** EXERCISE **
Pull every line containing "Load" from the entries.

Figure collection entries
•••

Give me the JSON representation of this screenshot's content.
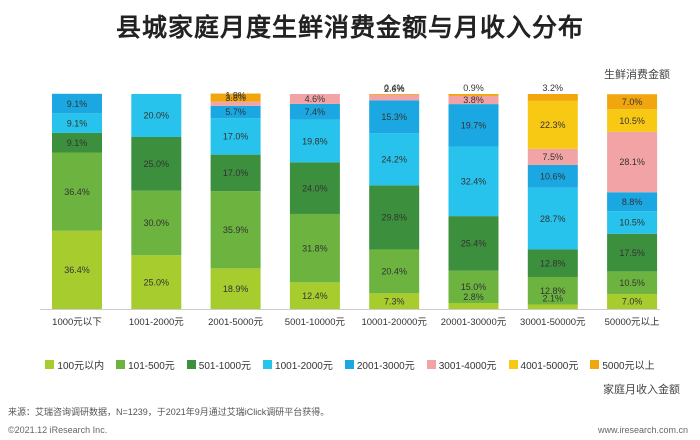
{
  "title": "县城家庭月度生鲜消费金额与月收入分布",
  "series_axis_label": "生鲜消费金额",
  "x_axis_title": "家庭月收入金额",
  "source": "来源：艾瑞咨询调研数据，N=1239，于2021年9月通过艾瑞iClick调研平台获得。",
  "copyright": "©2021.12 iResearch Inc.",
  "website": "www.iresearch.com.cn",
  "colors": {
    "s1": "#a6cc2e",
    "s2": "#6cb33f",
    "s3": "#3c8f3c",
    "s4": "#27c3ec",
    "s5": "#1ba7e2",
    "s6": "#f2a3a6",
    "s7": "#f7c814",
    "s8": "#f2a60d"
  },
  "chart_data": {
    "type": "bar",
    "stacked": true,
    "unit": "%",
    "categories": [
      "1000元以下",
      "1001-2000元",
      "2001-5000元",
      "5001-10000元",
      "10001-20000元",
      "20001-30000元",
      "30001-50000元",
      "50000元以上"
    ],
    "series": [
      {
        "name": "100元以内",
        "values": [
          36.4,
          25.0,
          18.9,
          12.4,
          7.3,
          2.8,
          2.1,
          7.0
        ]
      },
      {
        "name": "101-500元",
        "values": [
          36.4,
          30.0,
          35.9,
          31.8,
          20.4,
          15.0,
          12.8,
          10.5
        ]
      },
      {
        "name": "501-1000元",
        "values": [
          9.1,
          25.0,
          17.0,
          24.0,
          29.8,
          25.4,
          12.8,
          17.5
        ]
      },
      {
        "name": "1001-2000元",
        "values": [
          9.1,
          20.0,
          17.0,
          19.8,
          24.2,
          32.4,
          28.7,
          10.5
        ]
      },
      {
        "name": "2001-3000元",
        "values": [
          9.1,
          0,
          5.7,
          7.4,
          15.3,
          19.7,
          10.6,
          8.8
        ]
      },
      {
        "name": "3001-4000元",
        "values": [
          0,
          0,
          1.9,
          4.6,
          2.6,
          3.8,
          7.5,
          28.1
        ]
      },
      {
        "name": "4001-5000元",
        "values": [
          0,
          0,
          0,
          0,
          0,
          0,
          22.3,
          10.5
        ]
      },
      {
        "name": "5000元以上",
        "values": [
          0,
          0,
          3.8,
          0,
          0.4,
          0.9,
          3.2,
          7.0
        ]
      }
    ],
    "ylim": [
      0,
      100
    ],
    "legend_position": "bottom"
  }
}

•••

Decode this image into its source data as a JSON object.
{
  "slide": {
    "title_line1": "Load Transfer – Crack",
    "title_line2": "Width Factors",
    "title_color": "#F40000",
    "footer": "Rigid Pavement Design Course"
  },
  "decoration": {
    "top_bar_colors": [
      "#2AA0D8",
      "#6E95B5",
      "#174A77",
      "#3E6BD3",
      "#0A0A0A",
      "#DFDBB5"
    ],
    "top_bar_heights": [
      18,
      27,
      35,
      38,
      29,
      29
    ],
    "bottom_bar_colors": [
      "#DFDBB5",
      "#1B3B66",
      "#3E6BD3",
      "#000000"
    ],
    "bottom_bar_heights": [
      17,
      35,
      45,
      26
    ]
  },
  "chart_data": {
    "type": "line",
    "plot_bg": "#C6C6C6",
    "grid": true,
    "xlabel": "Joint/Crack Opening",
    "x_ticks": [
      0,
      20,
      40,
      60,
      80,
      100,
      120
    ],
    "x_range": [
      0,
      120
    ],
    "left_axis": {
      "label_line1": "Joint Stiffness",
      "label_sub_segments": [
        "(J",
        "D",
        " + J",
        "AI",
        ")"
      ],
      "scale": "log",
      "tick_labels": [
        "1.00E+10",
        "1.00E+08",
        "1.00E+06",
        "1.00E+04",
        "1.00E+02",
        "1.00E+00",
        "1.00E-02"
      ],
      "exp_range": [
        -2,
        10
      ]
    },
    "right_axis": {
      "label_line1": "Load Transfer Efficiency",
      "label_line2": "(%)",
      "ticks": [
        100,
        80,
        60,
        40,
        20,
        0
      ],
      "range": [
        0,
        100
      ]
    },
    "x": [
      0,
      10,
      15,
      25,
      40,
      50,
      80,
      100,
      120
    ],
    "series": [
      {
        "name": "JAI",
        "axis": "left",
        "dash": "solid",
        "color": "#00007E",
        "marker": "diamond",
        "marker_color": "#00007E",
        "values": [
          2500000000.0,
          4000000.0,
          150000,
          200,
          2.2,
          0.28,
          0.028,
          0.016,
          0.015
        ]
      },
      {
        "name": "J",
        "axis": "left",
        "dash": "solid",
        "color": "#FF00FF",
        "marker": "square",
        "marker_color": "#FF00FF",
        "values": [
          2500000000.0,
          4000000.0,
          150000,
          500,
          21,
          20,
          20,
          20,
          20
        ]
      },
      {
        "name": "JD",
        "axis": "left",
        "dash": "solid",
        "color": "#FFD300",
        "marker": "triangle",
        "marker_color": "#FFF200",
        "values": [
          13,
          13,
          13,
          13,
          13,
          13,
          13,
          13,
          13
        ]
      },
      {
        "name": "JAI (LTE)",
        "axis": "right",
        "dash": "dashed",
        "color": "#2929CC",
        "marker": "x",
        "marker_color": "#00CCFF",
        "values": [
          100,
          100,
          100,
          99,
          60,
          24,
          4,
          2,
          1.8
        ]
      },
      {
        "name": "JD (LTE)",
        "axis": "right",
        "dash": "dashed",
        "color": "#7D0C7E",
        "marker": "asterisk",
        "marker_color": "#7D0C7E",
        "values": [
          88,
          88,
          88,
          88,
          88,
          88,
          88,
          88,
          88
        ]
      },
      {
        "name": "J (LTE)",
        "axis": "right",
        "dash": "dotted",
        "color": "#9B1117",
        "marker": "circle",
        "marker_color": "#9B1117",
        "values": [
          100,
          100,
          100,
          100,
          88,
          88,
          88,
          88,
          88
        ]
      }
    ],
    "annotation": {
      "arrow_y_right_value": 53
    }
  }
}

•••

** SOLUTION FOR THIS PROBLEM **
    "title_line1": "Load Transfer – Crack",
      "label_line1": "Load Transfer Efficiency",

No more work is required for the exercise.